**** Records to use ****

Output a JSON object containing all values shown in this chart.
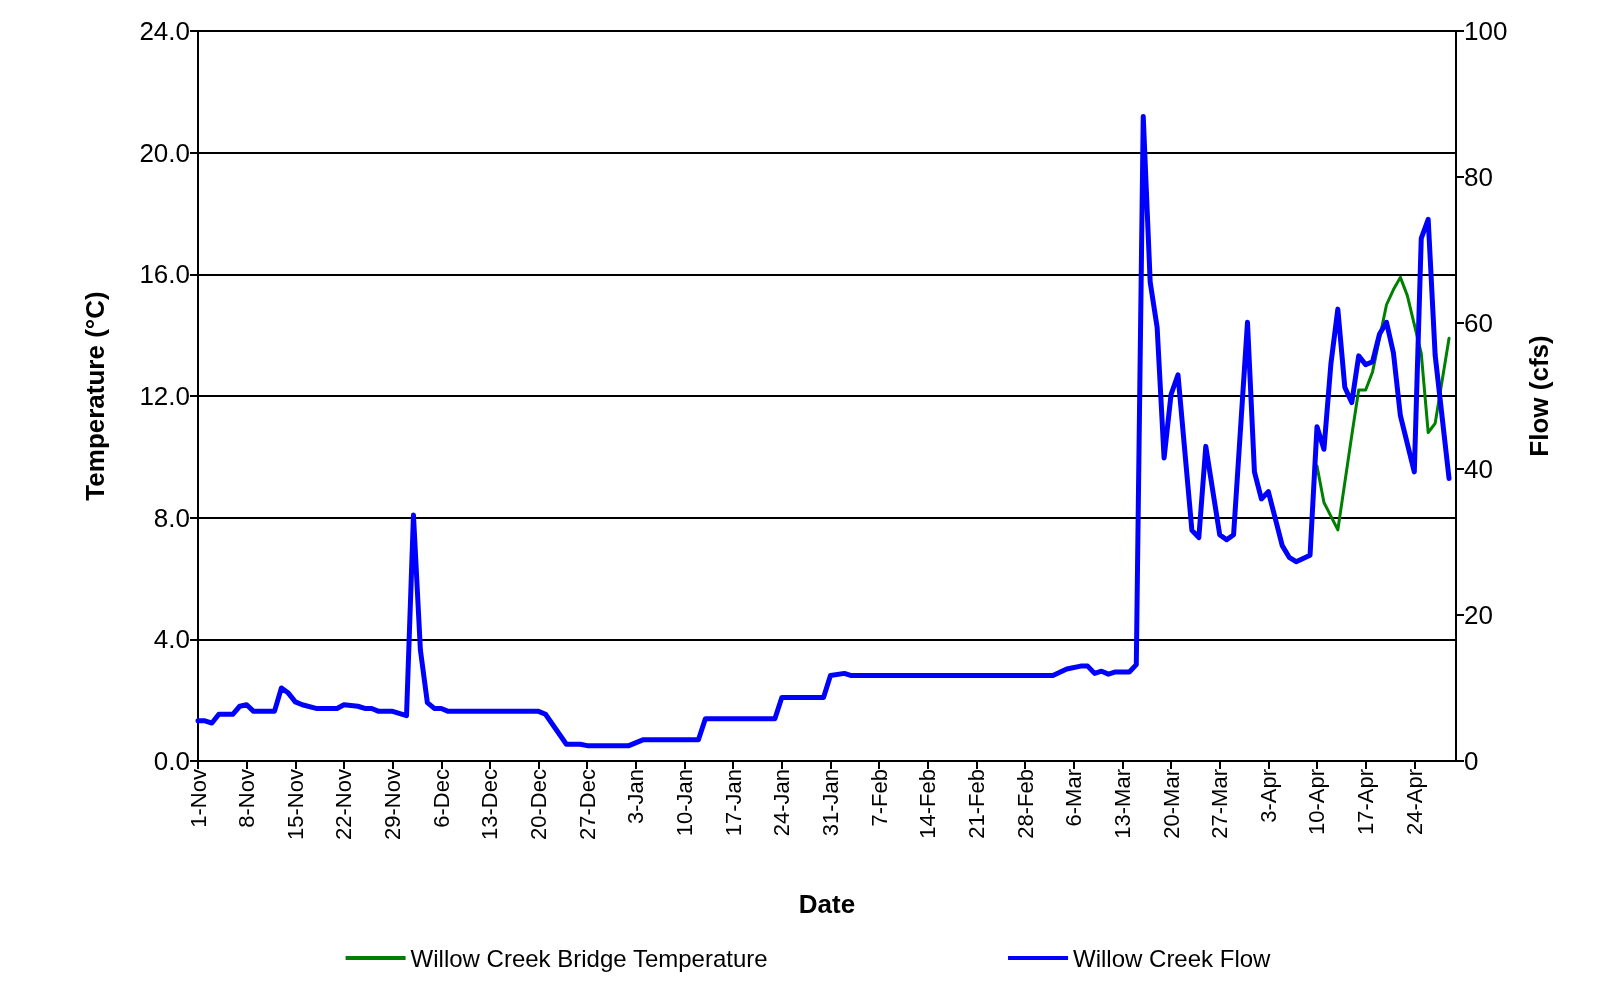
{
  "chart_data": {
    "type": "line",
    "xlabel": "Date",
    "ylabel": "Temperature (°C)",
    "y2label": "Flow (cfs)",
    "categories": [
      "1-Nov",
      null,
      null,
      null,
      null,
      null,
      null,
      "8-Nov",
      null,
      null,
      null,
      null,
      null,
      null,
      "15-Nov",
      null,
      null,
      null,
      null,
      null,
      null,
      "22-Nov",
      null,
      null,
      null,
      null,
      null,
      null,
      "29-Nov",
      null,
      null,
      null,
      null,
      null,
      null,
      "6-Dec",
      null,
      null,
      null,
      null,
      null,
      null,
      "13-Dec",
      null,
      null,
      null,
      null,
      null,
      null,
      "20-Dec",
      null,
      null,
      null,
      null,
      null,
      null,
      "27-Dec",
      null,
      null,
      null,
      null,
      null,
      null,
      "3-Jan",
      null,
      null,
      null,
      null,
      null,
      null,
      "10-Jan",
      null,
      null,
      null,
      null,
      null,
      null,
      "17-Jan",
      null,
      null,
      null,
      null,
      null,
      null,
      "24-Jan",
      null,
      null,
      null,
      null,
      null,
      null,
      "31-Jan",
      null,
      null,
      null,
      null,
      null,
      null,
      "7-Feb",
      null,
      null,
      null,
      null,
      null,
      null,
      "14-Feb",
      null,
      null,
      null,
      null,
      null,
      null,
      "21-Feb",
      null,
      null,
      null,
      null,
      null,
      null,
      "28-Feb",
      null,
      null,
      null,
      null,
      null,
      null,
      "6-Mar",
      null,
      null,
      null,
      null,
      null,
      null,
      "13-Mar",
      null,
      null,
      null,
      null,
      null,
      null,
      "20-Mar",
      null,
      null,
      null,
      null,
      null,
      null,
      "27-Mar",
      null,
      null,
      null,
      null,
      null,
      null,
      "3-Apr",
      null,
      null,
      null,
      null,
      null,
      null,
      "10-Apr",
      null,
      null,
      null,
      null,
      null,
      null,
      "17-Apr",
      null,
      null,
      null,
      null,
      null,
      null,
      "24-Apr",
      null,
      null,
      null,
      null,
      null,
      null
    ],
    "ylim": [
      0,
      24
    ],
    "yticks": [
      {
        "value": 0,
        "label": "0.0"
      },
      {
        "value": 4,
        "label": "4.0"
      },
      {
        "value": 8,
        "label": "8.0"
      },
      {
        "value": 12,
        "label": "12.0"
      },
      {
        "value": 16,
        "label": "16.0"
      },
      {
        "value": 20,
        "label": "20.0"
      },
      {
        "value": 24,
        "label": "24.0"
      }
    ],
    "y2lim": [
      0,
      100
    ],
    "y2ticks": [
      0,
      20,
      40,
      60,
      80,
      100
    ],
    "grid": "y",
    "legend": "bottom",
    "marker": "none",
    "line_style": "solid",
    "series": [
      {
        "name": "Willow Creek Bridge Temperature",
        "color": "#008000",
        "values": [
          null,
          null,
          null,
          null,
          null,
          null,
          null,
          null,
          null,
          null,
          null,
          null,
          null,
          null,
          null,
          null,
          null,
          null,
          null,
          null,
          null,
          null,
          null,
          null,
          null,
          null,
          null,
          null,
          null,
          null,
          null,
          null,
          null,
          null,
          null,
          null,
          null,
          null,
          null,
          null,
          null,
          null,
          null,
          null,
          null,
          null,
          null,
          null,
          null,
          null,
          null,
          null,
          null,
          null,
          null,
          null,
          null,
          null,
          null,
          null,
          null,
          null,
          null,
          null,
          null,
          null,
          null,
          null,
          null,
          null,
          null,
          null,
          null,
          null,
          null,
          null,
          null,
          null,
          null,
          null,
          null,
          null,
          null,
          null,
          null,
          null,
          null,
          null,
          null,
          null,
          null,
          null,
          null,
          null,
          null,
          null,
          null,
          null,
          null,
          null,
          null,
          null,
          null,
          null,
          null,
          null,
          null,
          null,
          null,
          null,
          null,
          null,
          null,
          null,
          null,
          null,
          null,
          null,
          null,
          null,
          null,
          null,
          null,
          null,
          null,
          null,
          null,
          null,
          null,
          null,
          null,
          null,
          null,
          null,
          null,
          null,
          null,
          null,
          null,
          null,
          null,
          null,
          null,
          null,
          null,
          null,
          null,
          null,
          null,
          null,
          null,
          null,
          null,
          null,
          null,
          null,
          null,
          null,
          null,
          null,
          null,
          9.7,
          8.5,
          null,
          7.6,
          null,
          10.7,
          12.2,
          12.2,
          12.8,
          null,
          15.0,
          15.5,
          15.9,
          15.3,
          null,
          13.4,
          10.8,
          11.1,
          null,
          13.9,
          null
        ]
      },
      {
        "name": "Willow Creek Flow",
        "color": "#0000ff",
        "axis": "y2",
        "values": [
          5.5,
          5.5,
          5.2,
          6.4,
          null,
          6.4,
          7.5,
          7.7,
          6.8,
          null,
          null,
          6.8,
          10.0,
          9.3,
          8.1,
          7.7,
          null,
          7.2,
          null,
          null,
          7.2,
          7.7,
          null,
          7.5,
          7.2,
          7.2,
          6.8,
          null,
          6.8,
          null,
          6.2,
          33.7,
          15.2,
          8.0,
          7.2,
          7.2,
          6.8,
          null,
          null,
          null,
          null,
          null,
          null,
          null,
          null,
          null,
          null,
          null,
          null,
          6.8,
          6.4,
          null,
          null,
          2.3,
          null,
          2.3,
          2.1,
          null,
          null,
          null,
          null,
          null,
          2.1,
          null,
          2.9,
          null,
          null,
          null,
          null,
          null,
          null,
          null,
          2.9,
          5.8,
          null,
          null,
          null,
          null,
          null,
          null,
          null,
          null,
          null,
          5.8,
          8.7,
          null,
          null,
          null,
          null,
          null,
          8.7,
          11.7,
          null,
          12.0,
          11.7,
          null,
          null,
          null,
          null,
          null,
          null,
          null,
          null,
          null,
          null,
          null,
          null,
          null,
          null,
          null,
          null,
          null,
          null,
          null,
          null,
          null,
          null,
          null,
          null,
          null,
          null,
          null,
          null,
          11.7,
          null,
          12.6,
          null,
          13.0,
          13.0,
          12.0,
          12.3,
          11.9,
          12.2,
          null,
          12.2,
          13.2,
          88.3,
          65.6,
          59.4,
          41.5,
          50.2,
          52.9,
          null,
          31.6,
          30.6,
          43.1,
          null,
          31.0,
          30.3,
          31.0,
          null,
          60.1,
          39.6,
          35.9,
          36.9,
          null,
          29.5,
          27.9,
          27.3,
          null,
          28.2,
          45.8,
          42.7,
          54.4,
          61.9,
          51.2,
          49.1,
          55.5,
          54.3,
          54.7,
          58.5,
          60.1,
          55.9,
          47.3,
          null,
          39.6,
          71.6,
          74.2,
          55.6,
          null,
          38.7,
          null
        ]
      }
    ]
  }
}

****
**** Records to use ****

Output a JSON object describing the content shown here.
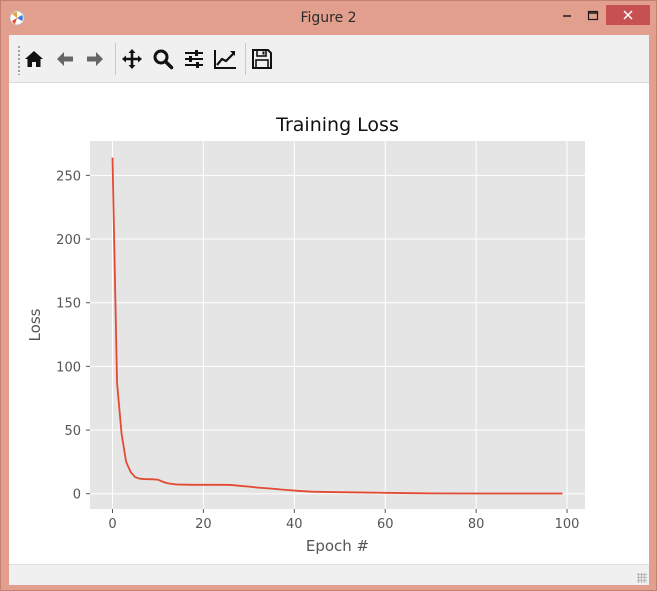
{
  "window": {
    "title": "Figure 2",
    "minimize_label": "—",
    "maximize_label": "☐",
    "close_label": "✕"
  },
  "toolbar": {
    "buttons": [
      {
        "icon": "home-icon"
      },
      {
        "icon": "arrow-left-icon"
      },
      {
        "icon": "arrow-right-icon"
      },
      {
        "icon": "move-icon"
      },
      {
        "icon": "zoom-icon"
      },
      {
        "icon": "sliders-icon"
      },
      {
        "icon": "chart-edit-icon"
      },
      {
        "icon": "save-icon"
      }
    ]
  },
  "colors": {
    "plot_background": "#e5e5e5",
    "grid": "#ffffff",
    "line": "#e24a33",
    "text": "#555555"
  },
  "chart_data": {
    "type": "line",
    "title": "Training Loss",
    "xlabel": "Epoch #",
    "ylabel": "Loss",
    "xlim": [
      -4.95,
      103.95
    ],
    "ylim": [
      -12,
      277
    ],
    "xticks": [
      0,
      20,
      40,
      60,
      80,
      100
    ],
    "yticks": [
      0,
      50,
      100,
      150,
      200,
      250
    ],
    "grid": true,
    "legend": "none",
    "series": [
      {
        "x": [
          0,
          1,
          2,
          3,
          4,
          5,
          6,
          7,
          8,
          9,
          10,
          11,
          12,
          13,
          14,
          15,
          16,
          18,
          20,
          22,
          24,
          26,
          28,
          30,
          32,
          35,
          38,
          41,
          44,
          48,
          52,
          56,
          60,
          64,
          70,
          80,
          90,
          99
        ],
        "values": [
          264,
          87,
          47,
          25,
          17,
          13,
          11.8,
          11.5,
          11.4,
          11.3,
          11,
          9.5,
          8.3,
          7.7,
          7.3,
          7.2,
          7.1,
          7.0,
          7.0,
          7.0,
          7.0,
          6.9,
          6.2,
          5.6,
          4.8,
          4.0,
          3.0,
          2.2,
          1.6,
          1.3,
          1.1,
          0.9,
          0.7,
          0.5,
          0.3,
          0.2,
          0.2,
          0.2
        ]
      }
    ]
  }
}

****
**** Records to use ****

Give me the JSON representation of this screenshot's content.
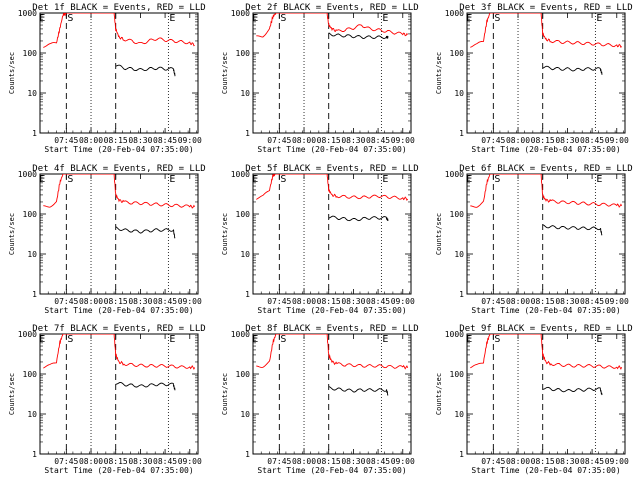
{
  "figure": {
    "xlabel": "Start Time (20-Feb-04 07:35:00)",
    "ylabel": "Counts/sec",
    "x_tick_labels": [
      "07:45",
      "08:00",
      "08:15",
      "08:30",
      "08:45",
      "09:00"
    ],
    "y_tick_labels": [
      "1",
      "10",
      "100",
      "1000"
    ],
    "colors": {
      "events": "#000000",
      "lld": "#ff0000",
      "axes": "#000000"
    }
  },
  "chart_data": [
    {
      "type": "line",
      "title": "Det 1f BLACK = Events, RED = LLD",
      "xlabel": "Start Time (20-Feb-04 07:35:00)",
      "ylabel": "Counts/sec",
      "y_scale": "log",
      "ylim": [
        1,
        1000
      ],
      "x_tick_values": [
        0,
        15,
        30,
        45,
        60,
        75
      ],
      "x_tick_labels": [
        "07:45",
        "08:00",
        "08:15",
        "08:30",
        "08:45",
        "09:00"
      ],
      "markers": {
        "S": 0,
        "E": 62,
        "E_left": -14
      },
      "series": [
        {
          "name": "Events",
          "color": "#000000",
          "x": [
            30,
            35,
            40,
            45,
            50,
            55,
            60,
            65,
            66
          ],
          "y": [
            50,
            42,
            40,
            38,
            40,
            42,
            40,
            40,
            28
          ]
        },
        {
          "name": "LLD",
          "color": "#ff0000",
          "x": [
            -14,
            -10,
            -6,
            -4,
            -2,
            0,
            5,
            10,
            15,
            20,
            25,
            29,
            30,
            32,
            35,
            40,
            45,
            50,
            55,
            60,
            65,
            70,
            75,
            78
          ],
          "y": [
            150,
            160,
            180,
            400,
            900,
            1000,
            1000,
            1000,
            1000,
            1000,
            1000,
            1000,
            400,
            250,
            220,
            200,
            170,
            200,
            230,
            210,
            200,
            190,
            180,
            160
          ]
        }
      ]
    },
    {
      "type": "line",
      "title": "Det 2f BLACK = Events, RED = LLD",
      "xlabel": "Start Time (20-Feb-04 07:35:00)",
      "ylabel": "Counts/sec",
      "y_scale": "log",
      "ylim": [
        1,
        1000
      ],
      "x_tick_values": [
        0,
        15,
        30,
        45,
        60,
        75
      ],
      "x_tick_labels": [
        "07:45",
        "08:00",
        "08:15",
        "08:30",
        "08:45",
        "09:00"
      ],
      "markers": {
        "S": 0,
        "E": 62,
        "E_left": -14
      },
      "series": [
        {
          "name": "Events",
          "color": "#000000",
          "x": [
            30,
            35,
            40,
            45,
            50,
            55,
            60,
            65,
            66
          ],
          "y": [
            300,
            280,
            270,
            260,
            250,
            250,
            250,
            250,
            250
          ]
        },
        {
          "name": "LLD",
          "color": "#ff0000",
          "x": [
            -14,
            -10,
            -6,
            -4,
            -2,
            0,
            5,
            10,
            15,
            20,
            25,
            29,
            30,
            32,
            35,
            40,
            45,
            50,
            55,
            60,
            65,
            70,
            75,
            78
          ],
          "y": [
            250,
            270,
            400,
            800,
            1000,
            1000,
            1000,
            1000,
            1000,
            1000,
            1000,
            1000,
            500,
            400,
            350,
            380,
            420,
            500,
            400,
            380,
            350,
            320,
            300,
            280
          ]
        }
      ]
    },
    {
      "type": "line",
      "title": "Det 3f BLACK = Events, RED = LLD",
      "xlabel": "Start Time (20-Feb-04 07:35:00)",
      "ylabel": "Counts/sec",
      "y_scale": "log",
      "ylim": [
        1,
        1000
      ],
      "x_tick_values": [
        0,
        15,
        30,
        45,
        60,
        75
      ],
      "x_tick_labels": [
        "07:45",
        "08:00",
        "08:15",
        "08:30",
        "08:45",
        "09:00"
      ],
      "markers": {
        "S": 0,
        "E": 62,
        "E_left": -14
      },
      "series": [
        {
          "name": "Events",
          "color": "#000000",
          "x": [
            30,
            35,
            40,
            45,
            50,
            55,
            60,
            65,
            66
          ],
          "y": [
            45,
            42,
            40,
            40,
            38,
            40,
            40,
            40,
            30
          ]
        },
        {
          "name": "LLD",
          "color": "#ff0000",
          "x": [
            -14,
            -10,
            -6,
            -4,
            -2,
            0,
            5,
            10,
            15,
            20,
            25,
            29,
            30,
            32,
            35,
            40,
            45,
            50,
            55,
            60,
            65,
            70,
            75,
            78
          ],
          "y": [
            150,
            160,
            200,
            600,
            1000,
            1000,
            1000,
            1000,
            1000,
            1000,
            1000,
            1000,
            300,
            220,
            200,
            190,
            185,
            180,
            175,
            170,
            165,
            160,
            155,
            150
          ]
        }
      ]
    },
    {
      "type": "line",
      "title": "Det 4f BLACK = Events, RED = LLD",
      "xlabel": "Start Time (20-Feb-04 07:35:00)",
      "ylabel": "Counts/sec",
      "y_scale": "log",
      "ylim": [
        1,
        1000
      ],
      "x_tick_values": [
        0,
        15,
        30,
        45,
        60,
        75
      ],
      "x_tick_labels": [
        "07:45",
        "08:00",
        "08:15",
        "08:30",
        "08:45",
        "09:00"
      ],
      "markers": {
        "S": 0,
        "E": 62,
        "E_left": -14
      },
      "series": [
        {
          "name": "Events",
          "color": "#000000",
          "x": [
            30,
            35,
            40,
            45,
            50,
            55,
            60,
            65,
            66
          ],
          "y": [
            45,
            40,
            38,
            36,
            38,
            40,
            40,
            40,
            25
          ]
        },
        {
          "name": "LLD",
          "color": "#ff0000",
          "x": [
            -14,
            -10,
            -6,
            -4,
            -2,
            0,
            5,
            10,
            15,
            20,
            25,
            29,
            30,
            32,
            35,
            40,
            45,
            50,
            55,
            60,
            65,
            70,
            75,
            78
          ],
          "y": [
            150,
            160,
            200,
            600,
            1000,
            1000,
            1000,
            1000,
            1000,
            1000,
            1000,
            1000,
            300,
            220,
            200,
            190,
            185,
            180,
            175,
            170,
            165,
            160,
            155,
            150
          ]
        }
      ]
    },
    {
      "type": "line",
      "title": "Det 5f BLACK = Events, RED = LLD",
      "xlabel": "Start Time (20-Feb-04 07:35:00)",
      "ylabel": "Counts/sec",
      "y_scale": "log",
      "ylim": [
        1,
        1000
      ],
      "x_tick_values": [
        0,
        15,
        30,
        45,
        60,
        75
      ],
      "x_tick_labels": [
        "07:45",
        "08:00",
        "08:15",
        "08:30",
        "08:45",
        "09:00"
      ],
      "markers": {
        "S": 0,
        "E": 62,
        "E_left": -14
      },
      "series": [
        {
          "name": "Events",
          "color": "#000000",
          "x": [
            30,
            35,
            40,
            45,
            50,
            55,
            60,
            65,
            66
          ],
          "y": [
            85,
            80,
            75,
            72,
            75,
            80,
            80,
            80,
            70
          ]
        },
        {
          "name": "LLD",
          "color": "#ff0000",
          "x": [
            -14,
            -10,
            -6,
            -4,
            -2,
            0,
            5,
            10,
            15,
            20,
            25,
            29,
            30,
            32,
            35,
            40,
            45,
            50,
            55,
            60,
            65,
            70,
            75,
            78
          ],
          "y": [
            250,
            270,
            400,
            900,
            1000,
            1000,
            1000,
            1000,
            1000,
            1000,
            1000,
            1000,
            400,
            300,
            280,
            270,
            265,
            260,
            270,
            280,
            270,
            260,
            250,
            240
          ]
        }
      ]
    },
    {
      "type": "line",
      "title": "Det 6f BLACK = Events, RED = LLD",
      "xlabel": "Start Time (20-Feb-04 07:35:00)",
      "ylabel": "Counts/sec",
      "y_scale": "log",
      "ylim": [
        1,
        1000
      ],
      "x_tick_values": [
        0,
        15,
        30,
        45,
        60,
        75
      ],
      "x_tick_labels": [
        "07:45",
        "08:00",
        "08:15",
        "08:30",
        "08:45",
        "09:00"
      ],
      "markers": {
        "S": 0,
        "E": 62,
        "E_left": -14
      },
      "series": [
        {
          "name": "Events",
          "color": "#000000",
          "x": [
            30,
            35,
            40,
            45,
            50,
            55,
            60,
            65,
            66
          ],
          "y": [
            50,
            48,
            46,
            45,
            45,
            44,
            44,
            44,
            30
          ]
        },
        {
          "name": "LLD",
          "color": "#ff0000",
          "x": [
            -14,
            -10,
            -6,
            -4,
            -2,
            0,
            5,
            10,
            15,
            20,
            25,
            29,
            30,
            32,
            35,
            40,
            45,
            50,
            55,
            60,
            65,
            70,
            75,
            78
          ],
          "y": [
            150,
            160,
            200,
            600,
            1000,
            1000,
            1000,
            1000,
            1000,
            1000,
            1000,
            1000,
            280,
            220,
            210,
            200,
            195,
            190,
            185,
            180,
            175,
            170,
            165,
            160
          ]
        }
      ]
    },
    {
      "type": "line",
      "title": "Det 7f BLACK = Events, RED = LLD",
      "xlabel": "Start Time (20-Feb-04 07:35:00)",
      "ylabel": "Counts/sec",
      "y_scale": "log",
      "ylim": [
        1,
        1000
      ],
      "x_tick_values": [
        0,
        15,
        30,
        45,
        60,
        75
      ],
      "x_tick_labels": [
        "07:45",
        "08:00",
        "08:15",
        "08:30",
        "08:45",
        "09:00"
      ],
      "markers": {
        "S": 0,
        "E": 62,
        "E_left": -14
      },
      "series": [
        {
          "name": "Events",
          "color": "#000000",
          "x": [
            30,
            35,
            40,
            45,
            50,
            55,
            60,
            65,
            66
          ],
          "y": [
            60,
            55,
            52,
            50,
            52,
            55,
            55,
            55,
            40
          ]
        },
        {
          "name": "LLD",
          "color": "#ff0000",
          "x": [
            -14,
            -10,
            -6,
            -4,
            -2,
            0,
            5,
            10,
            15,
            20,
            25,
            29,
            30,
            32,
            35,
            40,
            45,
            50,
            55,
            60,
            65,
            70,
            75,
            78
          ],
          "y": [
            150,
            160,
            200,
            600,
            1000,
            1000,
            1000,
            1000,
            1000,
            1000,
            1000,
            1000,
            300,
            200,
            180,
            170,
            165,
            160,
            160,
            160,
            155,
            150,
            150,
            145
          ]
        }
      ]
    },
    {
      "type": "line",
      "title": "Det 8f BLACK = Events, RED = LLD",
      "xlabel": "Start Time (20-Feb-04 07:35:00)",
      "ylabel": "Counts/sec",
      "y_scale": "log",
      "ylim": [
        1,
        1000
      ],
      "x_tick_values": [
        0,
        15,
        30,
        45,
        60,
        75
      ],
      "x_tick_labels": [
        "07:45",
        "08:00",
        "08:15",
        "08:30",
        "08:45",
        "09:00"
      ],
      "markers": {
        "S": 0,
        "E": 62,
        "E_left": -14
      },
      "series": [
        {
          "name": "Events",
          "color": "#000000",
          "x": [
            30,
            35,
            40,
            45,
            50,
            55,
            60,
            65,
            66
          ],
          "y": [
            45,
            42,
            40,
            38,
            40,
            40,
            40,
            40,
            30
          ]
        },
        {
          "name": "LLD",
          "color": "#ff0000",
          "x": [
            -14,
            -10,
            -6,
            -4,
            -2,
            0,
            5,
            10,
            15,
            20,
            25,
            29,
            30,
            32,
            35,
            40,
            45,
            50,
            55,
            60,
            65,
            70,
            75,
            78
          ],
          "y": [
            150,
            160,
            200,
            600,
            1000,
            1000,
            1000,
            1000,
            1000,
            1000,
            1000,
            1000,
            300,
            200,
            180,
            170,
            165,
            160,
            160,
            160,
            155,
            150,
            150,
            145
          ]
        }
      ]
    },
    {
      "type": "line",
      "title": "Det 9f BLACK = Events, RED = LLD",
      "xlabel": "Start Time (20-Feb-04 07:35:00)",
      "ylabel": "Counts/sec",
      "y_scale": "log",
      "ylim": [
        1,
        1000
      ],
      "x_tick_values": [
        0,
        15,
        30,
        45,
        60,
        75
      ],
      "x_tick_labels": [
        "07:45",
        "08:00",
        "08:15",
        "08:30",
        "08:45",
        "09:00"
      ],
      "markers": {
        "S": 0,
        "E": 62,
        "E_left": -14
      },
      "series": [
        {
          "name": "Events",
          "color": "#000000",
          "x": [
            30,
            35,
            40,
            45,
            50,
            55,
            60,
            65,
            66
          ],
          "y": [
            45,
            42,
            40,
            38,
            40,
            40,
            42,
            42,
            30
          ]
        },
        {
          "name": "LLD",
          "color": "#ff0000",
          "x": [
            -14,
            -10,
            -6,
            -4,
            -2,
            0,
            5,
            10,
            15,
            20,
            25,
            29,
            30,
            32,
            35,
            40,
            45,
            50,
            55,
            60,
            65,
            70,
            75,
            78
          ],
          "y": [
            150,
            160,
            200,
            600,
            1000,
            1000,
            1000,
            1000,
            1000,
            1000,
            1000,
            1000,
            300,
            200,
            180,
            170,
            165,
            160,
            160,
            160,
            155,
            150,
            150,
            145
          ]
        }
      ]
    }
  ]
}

****

Your answer should be a single number: the count of lines holding the word "this".

2